### DATASET EXCERPTS
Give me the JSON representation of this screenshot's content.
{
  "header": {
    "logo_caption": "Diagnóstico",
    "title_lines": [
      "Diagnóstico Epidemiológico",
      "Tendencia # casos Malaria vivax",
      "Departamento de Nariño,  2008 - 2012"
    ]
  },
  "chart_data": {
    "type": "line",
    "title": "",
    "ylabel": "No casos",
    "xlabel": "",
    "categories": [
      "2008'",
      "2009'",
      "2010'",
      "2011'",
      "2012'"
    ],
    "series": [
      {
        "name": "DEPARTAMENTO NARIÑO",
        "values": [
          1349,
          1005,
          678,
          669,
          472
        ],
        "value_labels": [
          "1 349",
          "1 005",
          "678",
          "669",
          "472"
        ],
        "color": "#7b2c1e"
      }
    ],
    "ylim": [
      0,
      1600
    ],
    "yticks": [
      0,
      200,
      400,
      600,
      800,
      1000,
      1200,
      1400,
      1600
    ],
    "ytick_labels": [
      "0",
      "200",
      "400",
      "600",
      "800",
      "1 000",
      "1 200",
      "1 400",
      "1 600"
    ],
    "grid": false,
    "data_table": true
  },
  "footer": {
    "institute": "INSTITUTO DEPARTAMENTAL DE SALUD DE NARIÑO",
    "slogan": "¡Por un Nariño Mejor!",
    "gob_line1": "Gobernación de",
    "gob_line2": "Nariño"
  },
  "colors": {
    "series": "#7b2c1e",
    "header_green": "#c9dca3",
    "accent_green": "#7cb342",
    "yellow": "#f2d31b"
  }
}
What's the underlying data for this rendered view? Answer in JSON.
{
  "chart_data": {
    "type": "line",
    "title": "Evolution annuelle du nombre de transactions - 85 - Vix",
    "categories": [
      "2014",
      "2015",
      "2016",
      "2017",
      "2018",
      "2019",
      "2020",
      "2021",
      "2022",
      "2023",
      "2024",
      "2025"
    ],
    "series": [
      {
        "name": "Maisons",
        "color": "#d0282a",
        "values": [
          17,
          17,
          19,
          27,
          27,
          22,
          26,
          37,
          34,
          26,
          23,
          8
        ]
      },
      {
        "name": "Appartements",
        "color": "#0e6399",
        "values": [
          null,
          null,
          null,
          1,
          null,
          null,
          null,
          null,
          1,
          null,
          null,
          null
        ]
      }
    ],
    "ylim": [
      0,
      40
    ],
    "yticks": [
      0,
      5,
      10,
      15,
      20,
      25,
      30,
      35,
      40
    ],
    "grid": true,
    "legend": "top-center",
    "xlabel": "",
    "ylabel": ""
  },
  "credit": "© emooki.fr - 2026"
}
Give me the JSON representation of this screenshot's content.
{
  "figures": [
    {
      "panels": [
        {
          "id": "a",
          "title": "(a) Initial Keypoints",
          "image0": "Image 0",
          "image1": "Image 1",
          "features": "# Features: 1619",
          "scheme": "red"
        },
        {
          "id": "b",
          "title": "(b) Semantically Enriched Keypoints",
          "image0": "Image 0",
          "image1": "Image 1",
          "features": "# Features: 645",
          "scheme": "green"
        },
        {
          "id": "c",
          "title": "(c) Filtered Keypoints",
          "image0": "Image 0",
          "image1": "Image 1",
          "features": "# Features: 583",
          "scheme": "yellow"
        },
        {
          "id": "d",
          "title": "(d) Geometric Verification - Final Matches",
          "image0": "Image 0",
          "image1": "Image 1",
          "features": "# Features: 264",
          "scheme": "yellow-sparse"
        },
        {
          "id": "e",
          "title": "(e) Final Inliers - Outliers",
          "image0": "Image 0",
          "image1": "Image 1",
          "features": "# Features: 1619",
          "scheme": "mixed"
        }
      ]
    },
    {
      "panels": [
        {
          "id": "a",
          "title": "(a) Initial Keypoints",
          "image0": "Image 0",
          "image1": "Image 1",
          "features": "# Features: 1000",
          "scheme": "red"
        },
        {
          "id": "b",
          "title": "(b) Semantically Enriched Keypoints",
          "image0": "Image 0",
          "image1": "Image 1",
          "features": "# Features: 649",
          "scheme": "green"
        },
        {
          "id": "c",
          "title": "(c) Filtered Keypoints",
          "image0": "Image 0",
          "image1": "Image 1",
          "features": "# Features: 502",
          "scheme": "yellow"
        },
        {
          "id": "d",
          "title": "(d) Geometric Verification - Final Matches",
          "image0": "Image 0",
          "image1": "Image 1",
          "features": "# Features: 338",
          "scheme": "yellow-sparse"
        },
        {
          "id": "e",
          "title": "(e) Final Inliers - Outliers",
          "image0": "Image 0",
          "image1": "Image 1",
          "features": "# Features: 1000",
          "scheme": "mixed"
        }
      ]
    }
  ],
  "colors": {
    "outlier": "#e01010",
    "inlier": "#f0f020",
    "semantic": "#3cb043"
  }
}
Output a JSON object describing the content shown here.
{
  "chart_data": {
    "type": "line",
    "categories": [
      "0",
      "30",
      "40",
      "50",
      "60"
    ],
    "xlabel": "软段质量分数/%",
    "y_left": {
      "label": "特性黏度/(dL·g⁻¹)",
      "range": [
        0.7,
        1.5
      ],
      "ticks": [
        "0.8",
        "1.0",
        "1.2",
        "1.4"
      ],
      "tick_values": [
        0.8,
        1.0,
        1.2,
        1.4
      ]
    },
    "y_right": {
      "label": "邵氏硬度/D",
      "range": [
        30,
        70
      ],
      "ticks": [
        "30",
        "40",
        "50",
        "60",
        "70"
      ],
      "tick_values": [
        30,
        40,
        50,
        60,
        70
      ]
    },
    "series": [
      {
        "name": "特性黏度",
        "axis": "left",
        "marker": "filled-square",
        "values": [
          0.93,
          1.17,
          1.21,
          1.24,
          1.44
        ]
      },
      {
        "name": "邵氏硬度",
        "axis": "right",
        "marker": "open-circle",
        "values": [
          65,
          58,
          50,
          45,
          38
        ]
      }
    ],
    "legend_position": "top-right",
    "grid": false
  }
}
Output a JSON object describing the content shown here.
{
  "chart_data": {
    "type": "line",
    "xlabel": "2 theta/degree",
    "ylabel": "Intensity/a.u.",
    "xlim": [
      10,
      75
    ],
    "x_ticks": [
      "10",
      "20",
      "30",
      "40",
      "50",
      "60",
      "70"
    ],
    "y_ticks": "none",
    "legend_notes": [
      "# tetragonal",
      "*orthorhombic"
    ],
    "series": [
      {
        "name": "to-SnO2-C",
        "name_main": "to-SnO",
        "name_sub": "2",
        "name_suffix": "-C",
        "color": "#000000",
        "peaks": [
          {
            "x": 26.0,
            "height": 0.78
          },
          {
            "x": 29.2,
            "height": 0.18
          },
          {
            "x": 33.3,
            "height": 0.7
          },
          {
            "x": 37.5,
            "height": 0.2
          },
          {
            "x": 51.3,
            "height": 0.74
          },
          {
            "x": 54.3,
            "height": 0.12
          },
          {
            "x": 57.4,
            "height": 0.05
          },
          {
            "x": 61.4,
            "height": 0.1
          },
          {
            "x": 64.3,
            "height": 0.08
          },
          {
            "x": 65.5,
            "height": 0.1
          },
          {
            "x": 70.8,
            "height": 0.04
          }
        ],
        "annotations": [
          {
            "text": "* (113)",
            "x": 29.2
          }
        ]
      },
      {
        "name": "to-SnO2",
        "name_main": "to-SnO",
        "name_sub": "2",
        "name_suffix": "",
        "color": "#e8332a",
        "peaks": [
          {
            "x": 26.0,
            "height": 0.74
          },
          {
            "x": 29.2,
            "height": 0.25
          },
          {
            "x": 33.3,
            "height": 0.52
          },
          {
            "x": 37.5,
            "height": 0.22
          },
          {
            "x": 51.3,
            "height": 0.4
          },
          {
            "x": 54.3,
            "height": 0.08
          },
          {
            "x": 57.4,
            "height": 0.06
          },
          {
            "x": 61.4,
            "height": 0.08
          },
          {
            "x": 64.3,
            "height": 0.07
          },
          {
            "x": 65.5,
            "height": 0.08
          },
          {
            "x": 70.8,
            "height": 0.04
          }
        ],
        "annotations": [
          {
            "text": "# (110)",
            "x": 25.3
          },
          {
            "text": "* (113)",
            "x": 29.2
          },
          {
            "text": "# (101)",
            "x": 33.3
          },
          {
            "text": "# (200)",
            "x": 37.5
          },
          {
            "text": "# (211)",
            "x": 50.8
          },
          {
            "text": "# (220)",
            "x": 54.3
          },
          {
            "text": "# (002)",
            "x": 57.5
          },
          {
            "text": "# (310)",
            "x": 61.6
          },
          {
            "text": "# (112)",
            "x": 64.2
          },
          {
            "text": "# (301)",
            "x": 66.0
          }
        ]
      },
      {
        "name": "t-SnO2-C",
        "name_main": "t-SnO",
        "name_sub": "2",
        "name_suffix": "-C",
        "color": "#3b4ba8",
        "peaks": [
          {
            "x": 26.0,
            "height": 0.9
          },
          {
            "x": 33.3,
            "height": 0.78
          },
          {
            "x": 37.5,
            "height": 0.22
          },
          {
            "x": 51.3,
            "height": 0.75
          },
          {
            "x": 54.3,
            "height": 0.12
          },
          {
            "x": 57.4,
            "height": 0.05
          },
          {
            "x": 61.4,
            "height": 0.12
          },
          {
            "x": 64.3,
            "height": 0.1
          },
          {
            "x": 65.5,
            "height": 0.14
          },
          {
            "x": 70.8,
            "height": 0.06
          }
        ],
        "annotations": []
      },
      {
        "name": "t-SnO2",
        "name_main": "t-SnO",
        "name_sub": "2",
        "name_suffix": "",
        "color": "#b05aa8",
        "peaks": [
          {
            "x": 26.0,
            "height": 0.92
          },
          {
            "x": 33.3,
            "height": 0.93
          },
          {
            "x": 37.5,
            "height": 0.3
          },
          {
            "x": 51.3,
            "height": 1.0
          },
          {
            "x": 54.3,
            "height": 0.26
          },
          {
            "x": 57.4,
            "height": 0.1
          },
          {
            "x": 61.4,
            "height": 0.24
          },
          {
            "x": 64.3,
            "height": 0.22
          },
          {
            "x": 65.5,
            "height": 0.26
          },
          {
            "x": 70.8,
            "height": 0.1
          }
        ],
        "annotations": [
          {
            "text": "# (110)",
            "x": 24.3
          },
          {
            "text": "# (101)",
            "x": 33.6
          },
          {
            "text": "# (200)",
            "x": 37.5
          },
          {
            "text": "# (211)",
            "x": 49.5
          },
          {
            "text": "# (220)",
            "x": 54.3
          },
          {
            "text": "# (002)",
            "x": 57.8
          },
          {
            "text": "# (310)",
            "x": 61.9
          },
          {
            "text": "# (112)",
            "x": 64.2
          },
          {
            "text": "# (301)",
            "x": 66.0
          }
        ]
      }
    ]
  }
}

### WHAT IS EXPECTED
Filter lines by "Features" and return each hit.

### REPLY TO THE EXERCISE
          "features": "# Features: 1619",
          "features": "# Features: 645",
          "features": "# Features: 583",
          "features": "# Features: 264",
          "features": "# Features: 1619",
          "features": "# Features: 1000",
          "features": "# Features: 649",
          "features": "# Features: 502",
          "features": "# Features: 338",
          "features": "# Features: 1000",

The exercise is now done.